Give back the full listing, character for character, with no pictures.

**Given information:**
/---
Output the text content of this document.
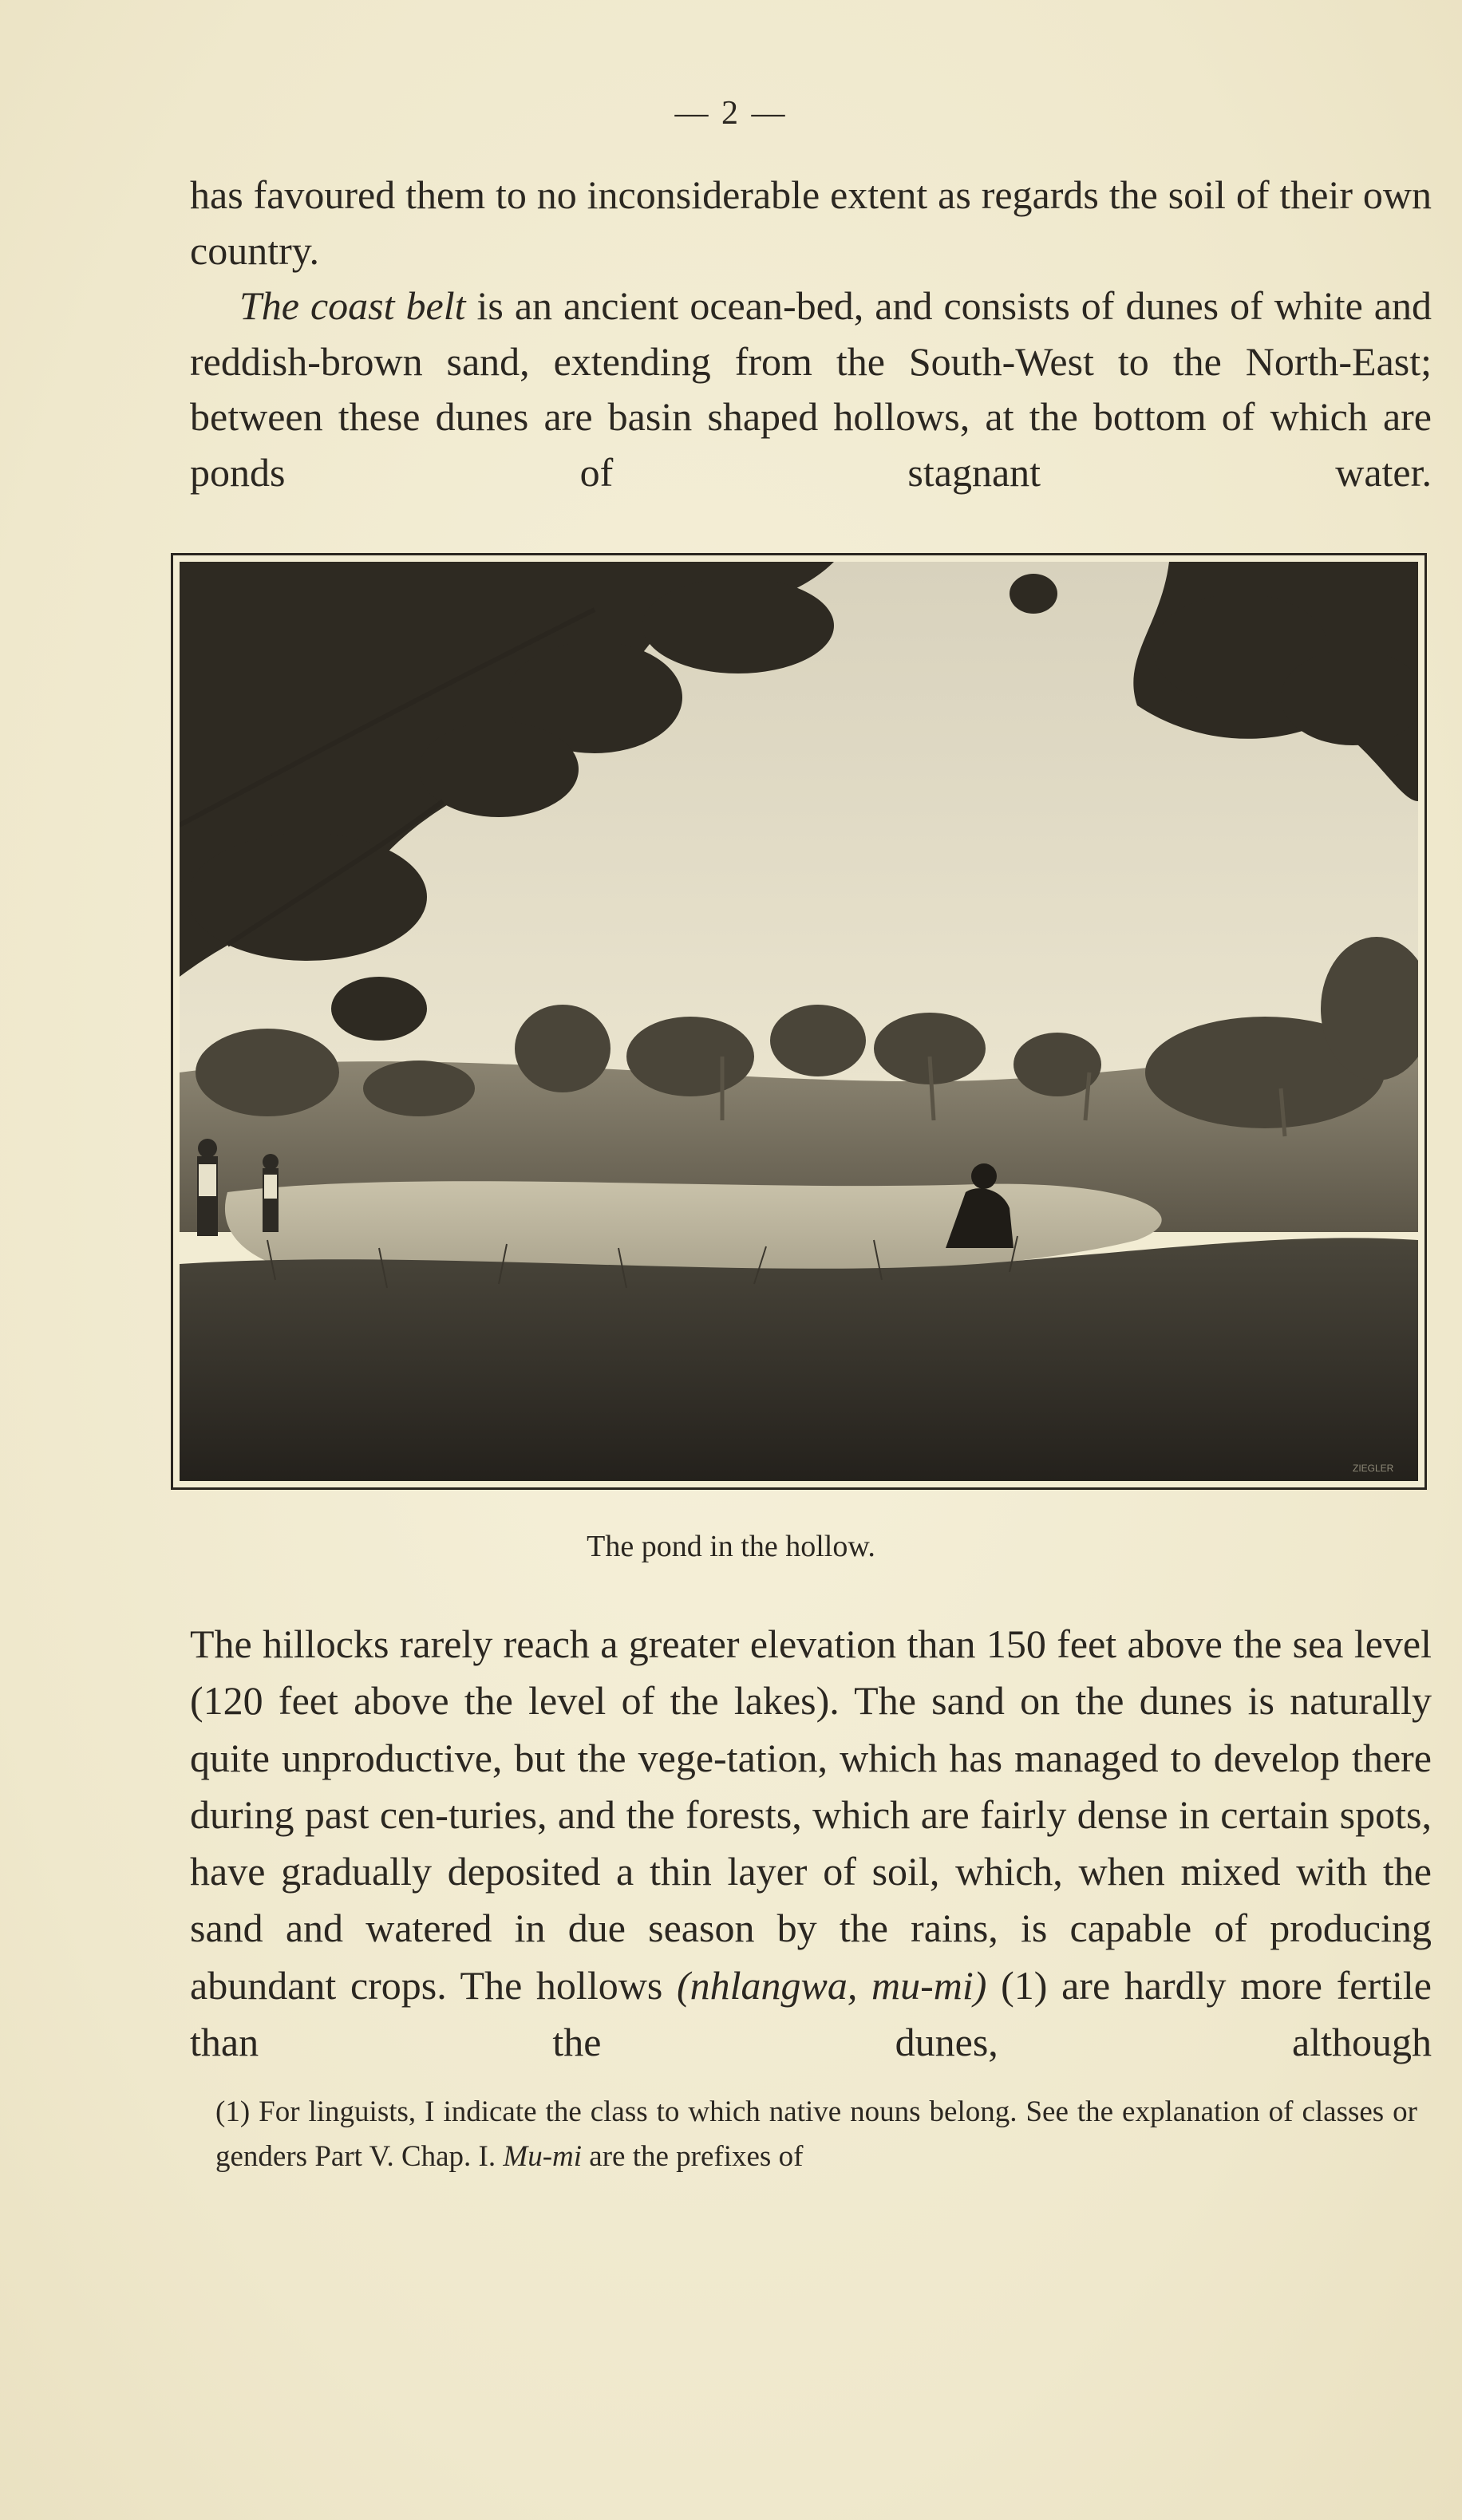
— 2 —

has favoured them to no inconsiderable extent as regards the soil of their own country.

The coast belt is an ancient ocean-bed, and consists of dunes of white and reddish-brown sand, extending from the South-West to the North-East; between these dunes are basin shaped hollows, at the bottom of which are ponds of stagnant water.

ZIEGLER
The pond in the hollow.

The hillocks rarely reach a greater elevation than 150 feet above the sea level (120 feet above the level of the lakes). The sand on the dunes is naturally quite unproductive, but the vege-tation, which has managed to develop there during past cen-turies, and the forests, which are fairly dense in certain spots, have gradually deposited a thin layer of soil, which, when mixed with the sand and watered in due season by the rains, is capable of producing abundant crops. The hollows (nhlangwa, mu-mi) (1) are hardly more fertile than the dunes, although

(1) For linguists, I indicate the class to which native nouns belong. See the explanation of classes or genders Part V. Chap. I. Mu-mi are the prefixes of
\---
**Task output:**
Output the text content of this document.
— 2 —

has favoured them to no inconsiderable extent as regards the soil of their own country.

The coast belt is an ancient ocean-bed, and consists of dunes of white and reddish-brown sand, extending from the South-West to the North-East; between these dunes are basin shaped hollows, at the bottom of which are ponds of stagnant water.

ZIEGLER
The pond in the hollow.

The hillocks rarely reach a greater elevation than 150 feet above the sea level (120 feet above the level of the lakes). The sand on the dunes is naturally quite unproductive, but the vege-tation, which has managed to develop there during past cen-turies, and the forests, which are fairly dense in certain spots, have gradually deposited a thin layer of soil, which, when mixed with the sand and watered in due season by the rains, is capable of producing abundant crops. The hollows (nhlangwa, mu-mi) (1) are hardly more fertile than the dunes, although

(1) For linguists, I indicate the class to which native nouns belong. See the explanation of classes or genders Part V. Chap. I. Mu-mi are the prefixes of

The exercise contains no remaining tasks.